Work to be completed: Look through the material below for "label". Copy every line that contains it.

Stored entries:
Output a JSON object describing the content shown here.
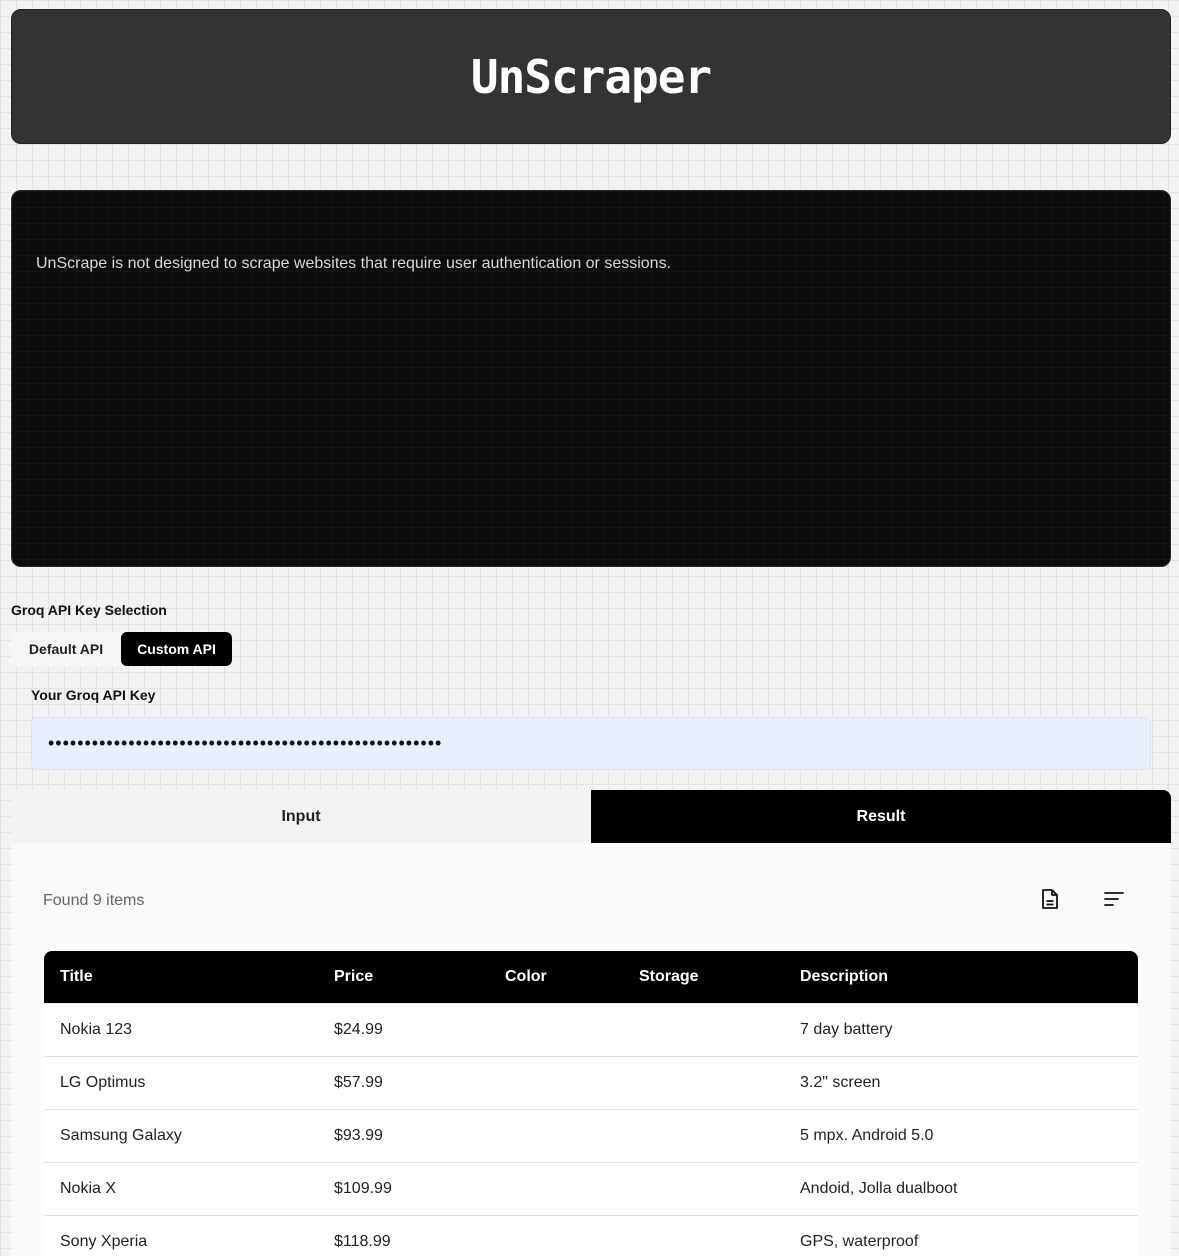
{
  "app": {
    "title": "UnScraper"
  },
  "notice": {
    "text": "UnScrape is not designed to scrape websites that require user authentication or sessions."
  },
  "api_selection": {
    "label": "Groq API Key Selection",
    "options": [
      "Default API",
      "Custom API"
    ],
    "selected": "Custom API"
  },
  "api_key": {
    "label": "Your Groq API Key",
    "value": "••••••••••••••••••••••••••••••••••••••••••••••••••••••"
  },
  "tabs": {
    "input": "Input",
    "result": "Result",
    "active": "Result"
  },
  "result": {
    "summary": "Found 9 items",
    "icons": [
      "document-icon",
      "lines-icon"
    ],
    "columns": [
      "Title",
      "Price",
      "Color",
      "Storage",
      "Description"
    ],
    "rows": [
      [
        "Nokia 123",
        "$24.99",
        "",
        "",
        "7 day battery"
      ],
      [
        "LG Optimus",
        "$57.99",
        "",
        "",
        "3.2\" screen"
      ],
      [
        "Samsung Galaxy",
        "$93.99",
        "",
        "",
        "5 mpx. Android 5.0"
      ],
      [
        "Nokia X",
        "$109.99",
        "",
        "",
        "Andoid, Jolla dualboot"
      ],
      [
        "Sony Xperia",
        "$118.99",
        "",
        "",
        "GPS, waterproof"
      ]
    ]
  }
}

Expected answer:
    "label": "Groq API Key Selection",
    "label": "Your Groq API Key",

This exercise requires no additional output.